EXERCISE
Leave out the images; return the rest of the data exactly.

** START OF EXTRACTED ENTRIES **

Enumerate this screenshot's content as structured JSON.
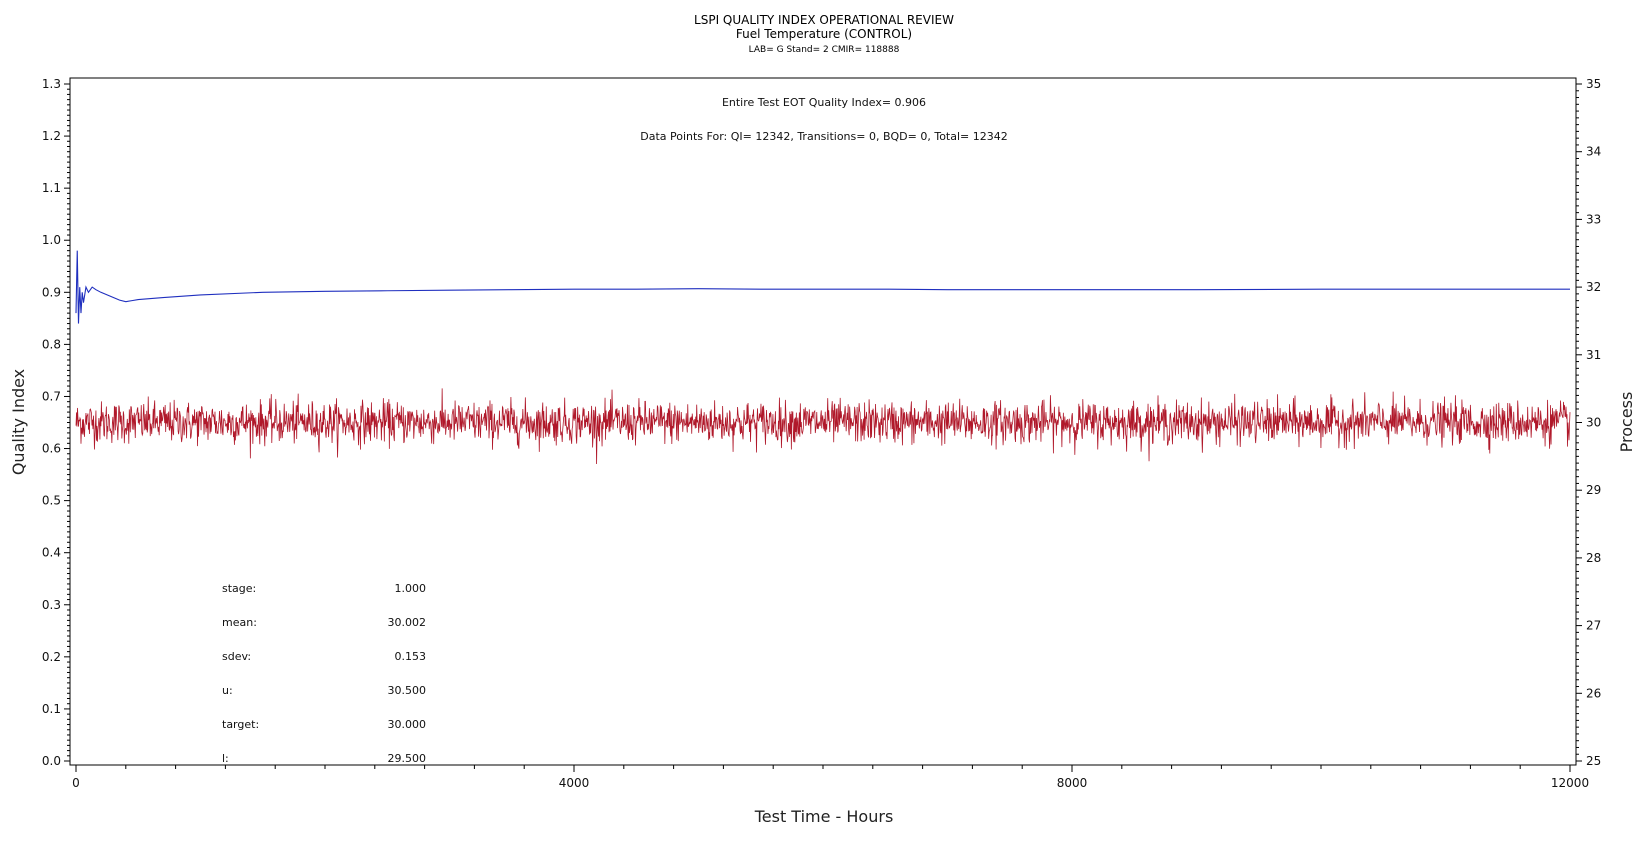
{
  "header": {
    "title": "LSPI QUALITY INDEX OPERATIONAL REVIEW",
    "subtitle": "Fuel Temperature (CONTROL)",
    "meta": "LAB= G Stand= 2 CMIR= 118888"
  },
  "annotations": {
    "eot_index": "Entire Test EOT Quality Index=   0.906",
    "data_points": "Data Points For: QI= 12342, Transitions=      0, BQD=      0, Total= 12342"
  },
  "stats": [
    {
      "label": "stage:",
      "value": "1.000"
    },
    {
      "label": "mean:",
      "value": "30.002"
    },
    {
      "label": "sdev:",
      "value": "0.153"
    },
    {
      "label": "u:",
      "value": "30.500"
    },
    {
      "label": "target:",
      "value": "30.000"
    },
    {
      "label": "l:",
      "value": "29.500"
    }
  ],
  "colors": {
    "quality_index": "#1f2fbf",
    "process": "#b0182a",
    "axes": "#000000"
  },
  "chart_data": {
    "type": "line",
    "xlabel": "Test Time - Hours",
    "ylabel_left": "Quality Index",
    "ylabel_right": "Process",
    "xlim": [
      0,
      12000
    ],
    "x_ticks": [
      0,
      4000,
      8000,
      12000
    ],
    "ylim_left": [
      0.0,
      1.3
    ],
    "y_ticks_left": [
      "0.0",
      "0.1",
      "0.2",
      "0.3",
      "0.4",
      "0.5",
      "0.6",
      "0.7",
      "0.8",
      "0.9",
      "1.0",
      "1.1",
      "1.2",
      "1.3"
    ],
    "ylim_right": [
      25,
      35
    ],
    "y_ticks_right": [
      "25",
      "26",
      "27",
      "28",
      "29",
      "30",
      "31",
      "32",
      "33",
      "34",
      "35"
    ],
    "series": [
      {
        "name": "Quality Index",
        "axis": "left",
        "x": [
          0,
          10,
          20,
          30,
          40,
          50,
          60,
          80,
          100,
          130,
          160,
          200,
          250,
          300,
          350,
          400,
          450,
          500,
          700,
          1000,
          1500,
          2000,
          2500,
          3000,
          3500,
          4000,
          4500,
          5000,
          5500,
          6000,
          6500,
          7000,
          7500,
          8000,
          8500,
          9000,
          10000,
          11000,
          12000
        ],
        "values": [
          0.86,
          0.98,
          0.84,
          0.91,
          0.86,
          0.9,
          0.88,
          0.91,
          0.9,
          0.91,
          0.905,
          0.9,
          0.895,
          0.89,
          0.885,
          0.882,
          0.884,
          0.886,
          0.89,
          0.895,
          0.9,
          0.902,
          0.903,
          0.904,
          0.905,
          0.906,
          0.906,
          0.907,
          0.906,
          0.906,
          0.906,
          0.905,
          0.905,
          0.905,
          0.905,
          0.905,
          0.906,
          0.906,
          0.906
        ]
      },
      {
        "name": "Process",
        "axis": "right",
        "x_range": [
          0,
          12000
        ],
        "points": 12342,
        "mean": 30.002,
        "sdev": 0.153,
        "min": 29.1,
        "max": 30.8
      }
    ]
  }
}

** END OF EXTRACTED ENTRIES **

TASK ANSWER
Enumerate this screenshot's content as structured JSON.
{
  "header": {
    "title": "LSPI QUALITY INDEX OPERATIONAL REVIEW",
    "subtitle": "Fuel Temperature (CONTROL)",
    "meta": "LAB= G Stand= 2 CMIR= 118888"
  },
  "annotations": {
    "eot_index": "Entire Test EOT Quality Index=   0.906",
    "data_points": "Data Points For: QI= 12342, Transitions=      0, BQD=      0, Total= 12342"
  },
  "stats": [
    {
      "label": "stage:",
      "value": "1.000"
    },
    {
      "label": "mean:",
      "value": "30.002"
    },
    {
      "label": "sdev:",
      "value": "0.153"
    },
    {
      "label": "u:",
      "value": "30.500"
    },
    {
      "label": "target:",
      "value": "30.000"
    },
    {
      "label": "l:",
      "value": "29.500"
    }
  ],
  "colors": {
    "quality_index": "#1f2fbf",
    "process": "#b0182a",
    "axes": "#000000"
  },
  "chart_data": {
    "type": "line",
    "xlabel": "Test Time - Hours",
    "ylabel_left": "Quality Index",
    "ylabel_right": "Process",
    "xlim": [
      0,
      12000
    ],
    "x_ticks": [
      0,
      4000,
      8000,
      12000
    ],
    "ylim_left": [
      0.0,
      1.3
    ],
    "y_ticks_left": [
      "0.0",
      "0.1",
      "0.2",
      "0.3",
      "0.4",
      "0.5",
      "0.6",
      "0.7",
      "0.8",
      "0.9",
      "1.0",
      "1.1",
      "1.2",
      "1.3"
    ],
    "ylim_right": [
      25,
      35
    ],
    "y_ticks_right": [
      "25",
      "26",
      "27",
      "28",
      "29",
      "30",
      "31",
      "32",
      "33",
      "34",
      "35"
    ],
    "series": [
      {
        "name": "Quality Index",
        "axis": "left",
        "x": [
          0,
          10,
          20,
          30,
          40,
          50,
          60,
          80,
          100,
          130,
          160,
          200,
          250,
          300,
          350,
          400,
          450,
          500,
          700,
          1000,
          1500,
          2000,
          2500,
          3000,
          3500,
          4000,
          4500,
          5000,
          5500,
          6000,
          6500,
          7000,
          7500,
          8000,
          8500,
          9000,
          10000,
          11000,
          12000
        ],
        "values": [
          0.86,
          0.98,
          0.84,
          0.91,
          0.86,
          0.9,
          0.88,
          0.91,
          0.9,
          0.91,
          0.905,
          0.9,
          0.895,
          0.89,
          0.885,
          0.882,
          0.884,
          0.886,
          0.89,
          0.895,
          0.9,
          0.902,
          0.903,
          0.904,
          0.905,
          0.906,
          0.906,
          0.907,
          0.906,
          0.906,
          0.906,
          0.905,
          0.905,
          0.905,
          0.905,
          0.905,
          0.906,
          0.906,
          0.906
        ]
      },
      {
        "name": "Process",
        "axis": "right",
        "x_range": [
          0,
          12000
        ],
        "points": 12342,
        "mean": 30.002,
        "sdev": 0.153,
        "min": 29.1,
        "max": 30.8
      }
    ]
  }
}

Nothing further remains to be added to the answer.